═══ Records provided ═══
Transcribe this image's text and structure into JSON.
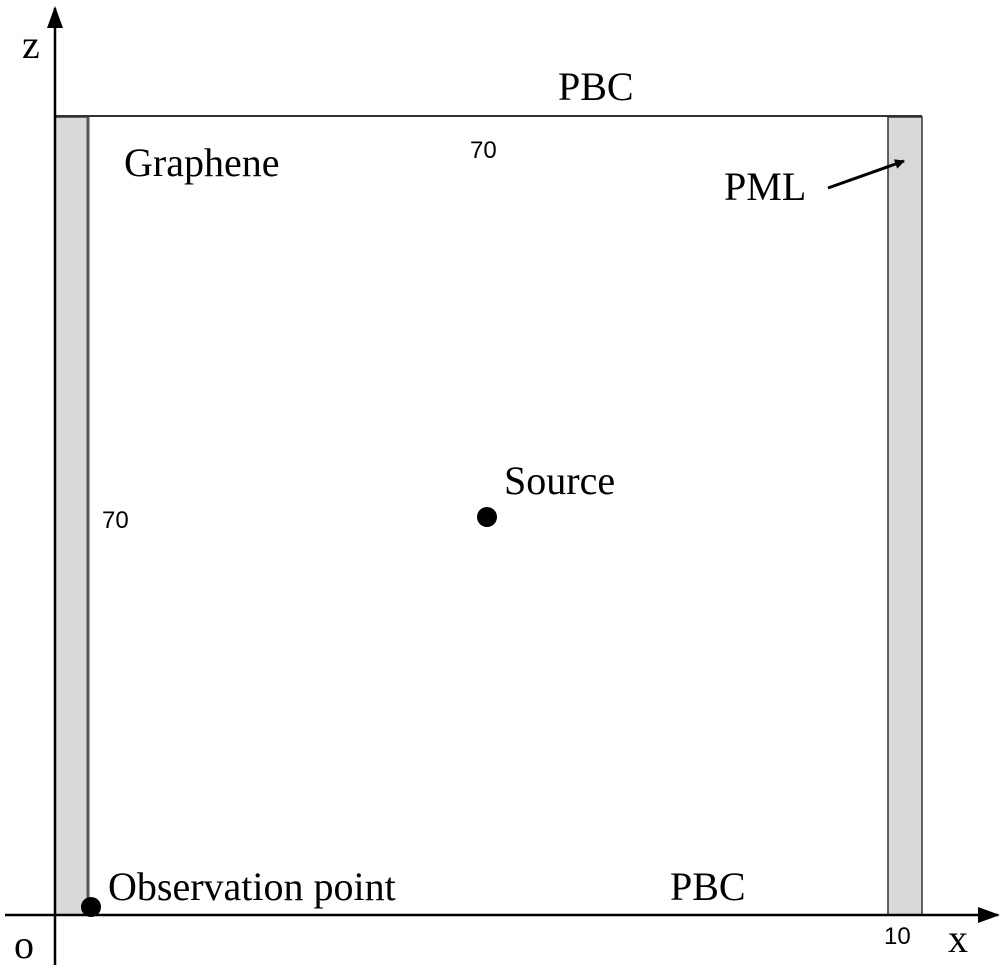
{
  "axes": {
    "z": "z",
    "x": "x",
    "origin": "o"
  },
  "boundaries": {
    "top": "PBC",
    "bottom": "PBC",
    "pml": "PML"
  },
  "labels": {
    "graphene": "Graphene",
    "source": "Source",
    "observation": "Observation point"
  },
  "dimensions": {
    "width": "70",
    "height": "70",
    "pml_width": "10"
  }
}
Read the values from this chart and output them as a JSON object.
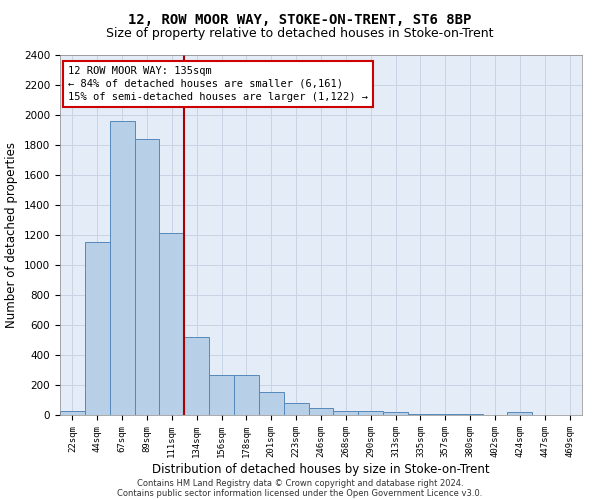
{
  "title": "12, ROW MOOR WAY, STOKE-ON-TRENT, ST6 8BP",
  "subtitle": "Size of property relative to detached houses in Stoke-on-Trent",
  "xlabel": "Distribution of detached houses by size in Stoke-on-Trent",
  "ylabel": "Number of detached properties",
  "bar_values": [
    30,
    1150,
    1960,
    1840,
    1210,
    520,
    265,
    265,
    155,
    80,
    50,
    30,
    30,
    20,
    10,
    5,
    5,
    0,
    20,
    0,
    0
  ],
  "categories": [
    "22sqm",
    "44sqm",
    "67sqm",
    "89sqm",
    "111sqm",
    "134sqm",
    "156sqm",
    "178sqm",
    "201sqm",
    "223sqm",
    "246sqm",
    "268sqm",
    "290sqm",
    "313sqm",
    "335sqm",
    "357sqm",
    "380sqm",
    "402sqm",
    "424sqm",
    "447sqm",
    "469sqm"
  ],
  "bar_color": "#b8cfe8",
  "bar_edge_color": "#5588bb",
  "vline_color": "#aa0000",
  "annotation_text": "12 ROW MOOR WAY: 135sqm\n← 84% of detached houses are smaller (6,161)\n15% of semi-detached houses are larger (1,122) →",
  "annotation_box_color": "#cc0000",
  "ylim": [
    0,
    2400
  ],
  "yticks": [
    0,
    200,
    400,
    600,
    800,
    1000,
    1200,
    1400,
    1600,
    1800,
    2000,
    2200,
    2400
  ],
  "grid_color": "#c8d4e4",
  "background_color": "#e4ecf8",
  "footer_line1": "Contains HM Land Registry data © Crown copyright and database right 2024.",
  "footer_line2": "Contains public sector information licensed under the Open Government Licence v3.0.",
  "title_fontsize": 10,
  "subtitle_fontsize": 9,
  "xlabel_fontsize": 8.5,
  "ylabel_fontsize": 8.5
}
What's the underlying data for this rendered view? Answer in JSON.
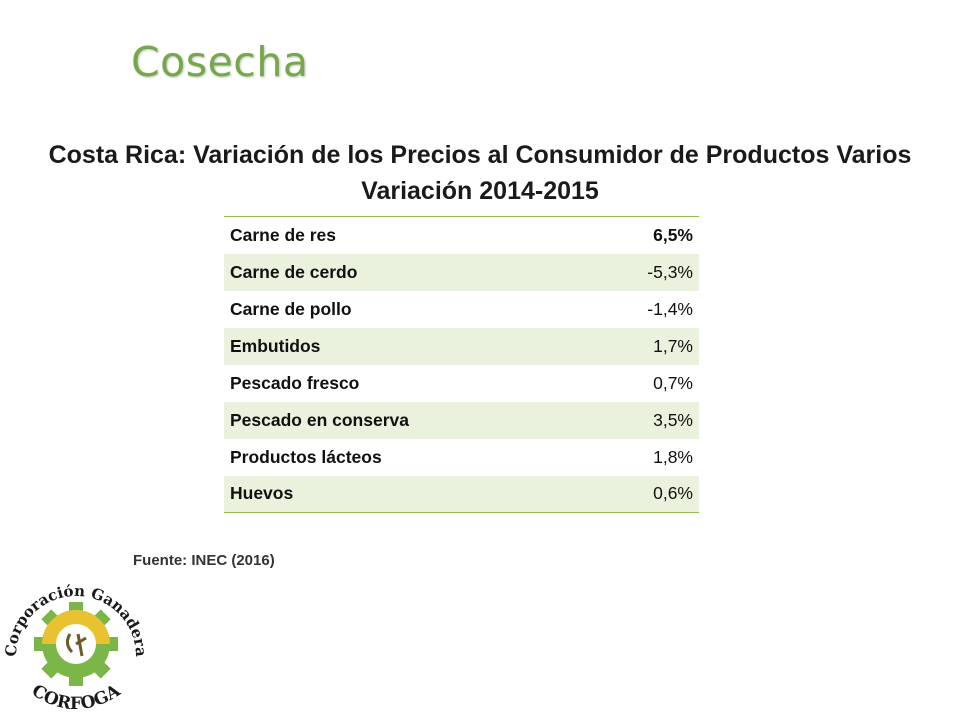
{
  "slide": {
    "title": "Cosecha",
    "table_title_line1": "Costa Rica: Variación de los Precios al Consumidor de Productos Varios",
    "table_title_line2": "Variación 2014-2015",
    "source": "Fuente: INEC (2016)"
  },
  "table": {
    "rows": [
      {
        "product": "Carne de res",
        "value": "6,5%"
      },
      {
        "product": "Carne de cerdo",
        "value": "-5,3%"
      },
      {
        "product": "Carne de pollo",
        "value": "-1,4%"
      },
      {
        "product": "Embutidos",
        "value": "1,7%"
      },
      {
        "product": "Pescado fresco",
        "value": "0,7%"
      },
      {
        "product": "Pescado en conserva",
        "value": "3,5%"
      },
      {
        "product": "Productos lácteos",
        "value": "1,8%"
      },
      {
        "product": "Huevos",
        "value": "0,6%"
      }
    ]
  },
  "logo": {
    "arc_top": "Corporación Ganadera",
    "arc_bottom": "CORFOGA",
    "icon": "corfoga-gear-logo"
  },
  "colors": {
    "title_green": "#76a84a",
    "row_band": "#eaf1dd",
    "table_border": "#9bbb59"
  }
}
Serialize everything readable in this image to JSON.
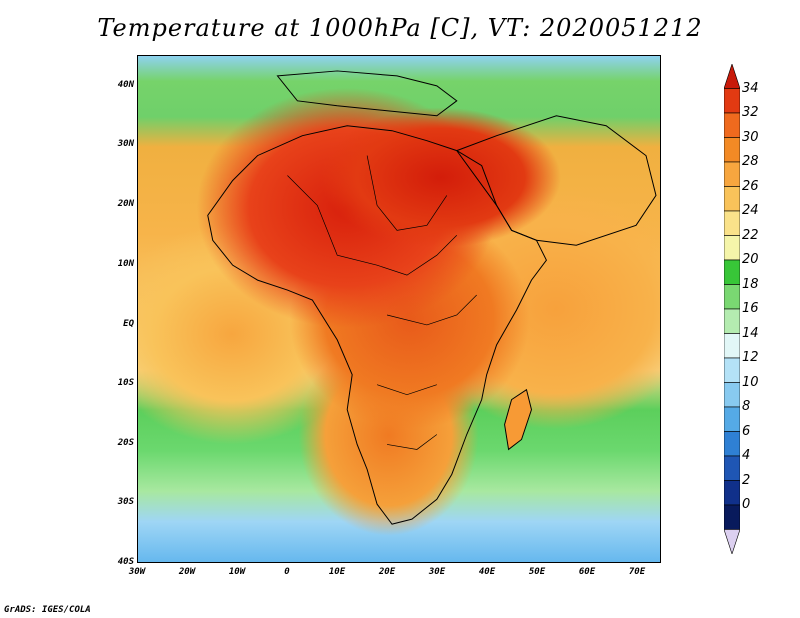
{
  "title": "Temperature at 1000hPa [C], VT: 2020051212",
  "footer": "GrADS: IGES/COLA",
  "map": {
    "lat_labels": [
      "40N",
      "30N",
      "20N",
      "10N",
      "EQ",
      "10S",
      "20S",
      "30S",
      "40S"
    ],
    "lon_labels": [
      "30W",
      "20W",
      "10W",
      "0",
      "10E",
      "20E",
      "30E",
      "40E",
      "50E",
      "60E",
      "70E"
    ]
  },
  "colorbar": {
    "labels": [
      "34",
      "32",
      "30",
      "28",
      "26",
      "24",
      "22",
      "20",
      "18",
      "16",
      "14",
      "12",
      "10",
      "8",
      "6",
      "4",
      "2",
      "0"
    ],
    "colors": [
      "#c81a0a",
      "#e23a12",
      "#ef6a1e",
      "#f38a25",
      "#f7a63f",
      "#f9c35a",
      "#fae28a",
      "#f5f5aa",
      "#38c638",
      "#7ad872",
      "#b4ecb0",
      "#e2f7f7",
      "#b4e2f7",
      "#88caf0",
      "#55aae6",
      "#2f80d4",
      "#1f56b4",
      "#10308a",
      "#081a5c",
      "#dcd0f0"
    ]
  }
}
═══
Output, exactly, all the records above; include no pictures.

Transcribe this image's text and structure into JSON.
{
  "axes": {
    "z": "z",
    "x": "x",
    "origin": "o"
  },
  "boundaries": {
    "top": "PBC",
    "bottom": "PBC",
    "pml": "PML"
  },
  "labels": {
    "graphene": "Graphene",
    "source": "Source",
    "observation": "Observation point"
  },
  "dimensions": {
    "width": "70",
    "height": "70",
    "pml_width": "10"
  }
}
Read the values from this chart and output them as a JSON object.
{
  "title": "12, ROW MOOR WAY, STOKE-ON-TRENT, ST6 8BP",
  "subtitle": "Size of property relative to detached houses in Stoke-on-Trent",
  "xlabel": "Distribution of detached houses by size in Stoke-on-Trent",
  "ylabel": "Number of detached properties",
  "bar_values": [
    30,
    1150,
    1960,
    1840,
    1210,
    520,
    265,
    265,
    155,
    80,
    50,
    30,
    30,
    20,
    10,
    5,
    5,
    0,
    20,
    0,
    0
  ],
  "categories": [
    "22sqm",
    "44sqm",
    "67sqm",
    "89sqm",
    "111sqm",
    "134sqm",
    "156sqm",
    "178sqm",
    "201sqm",
    "223sqm",
    "246sqm",
    "268sqm",
    "290sqm",
    "313sqm",
    "335sqm",
    "357sqm",
    "380sqm",
    "402sqm",
    "424sqm",
    "447sqm",
    "469sqm"
  ],
  "bar_color": "#b8cfe8",
  "bar_edge_color": "#5588bb",
  "vline_color": "#aa0000",
  "annotation_text": "12 ROW MOOR WAY: 135sqm\n← 84% of detached houses are smaller (6,161)\n15% of semi-detached houses are larger (1,122) →",
  "annotation_box_color": "#cc0000",
  "ylim": [
    0,
    2400
  ],
  "yticks": [
    0,
    200,
    400,
    600,
    800,
    1000,
    1200,
    1400,
    1600,
    1800,
    2000,
    2200,
    2400
  ],
  "grid_color": "#c8d4e4",
  "background_color": "#e4ecf8",
  "footer_line1": "Contains HM Land Registry data © Crown copyright and database right 2024.",
  "footer_line2": "Contains public sector information licensed under the Open Government Licence v3.0.",
  "title_fontsize": 10,
  "subtitle_fontsize": 9,
  "xlabel_fontsize": 8.5,
  "ylabel_fontsize": 8.5
}
What's the underlying data for this rendered view? Answer in JSON.
{
  "slide": {
    "title": "Cosecha",
    "table_title_line1": "Costa Rica: Variación de los Precios al Consumidor de Productos Varios",
    "table_title_line2": "Variación 2014-2015",
    "source": "Fuente: INEC (2016)"
  },
  "table": {
    "rows": [
      {
        "product": "Carne de res",
        "value": "6,5%"
      },
      {
        "product": "Carne de cerdo",
        "value": "-5,3%"
      },
      {
        "product": "Carne de pollo",
        "value": "-1,4%"
      },
      {
        "product": "Embutidos",
        "value": "1,7%"
      },
      {
        "product": "Pescado fresco",
        "value": "0,7%"
      },
      {
        "product": "Pescado en conserva",
        "value": "3,5%"
      },
      {
        "product": "Productos lácteos",
        "value": "1,8%"
      },
      {
        "product": "Huevos",
        "value": "0,6%"
      }
    ]
  },
  "logo": {
    "arc_top": "Corporación Ganadera",
    "arc_bottom": "CORFOGA",
    "icon": "corfoga-gear-logo"
  },
  "colors": {
    "title_green": "#76a84a",
    "row_band": "#eaf1dd",
    "table_border": "#9bbb59"
  }
}
Serialize everything readable in this image to JSON.
{
  "title": "Temperature at 1000hPa [C], VT: 2020051212",
  "footer": "GrADS: IGES/COLA",
  "map": {
    "lat_labels": [
      "40N",
      "30N",
      "20N",
      "10N",
      "EQ",
      "10S",
      "20S",
      "30S",
      "40S"
    ],
    "lon_labels": [
      "30W",
      "20W",
      "10W",
      "0",
      "10E",
      "20E",
      "30E",
      "40E",
      "50E",
      "60E",
      "70E"
    ]
  },
  "colorbar": {
    "labels": [
      "34",
      "32",
      "30",
      "28",
      "26",
      "24",
      "22",
      "20",
      "18",
      "16",
      "14",
      "12",
      "10",
      "8",
      "6",
      "4",
      "2",
      "0"
    ],
    "colors": [
      "#c81a0a",
      "#e23a12",
      "#ef6a1e",
      "#f38a25",
      "#f7a63f",
      "#f9c35a",
      "#fae28a",
      "#f5f5aa",
      "#38c638",
      "#7ad872",
      "#b4ecb0",
      "#e2f7f7",
      "#b4e2f7",
      "#88caf0",
      "#55aae6",
      "#2f80d4",
      "#1f56b4",
      "#10308a",
      "#081a5c",
      "#dcd0f0"
    ]
  }
}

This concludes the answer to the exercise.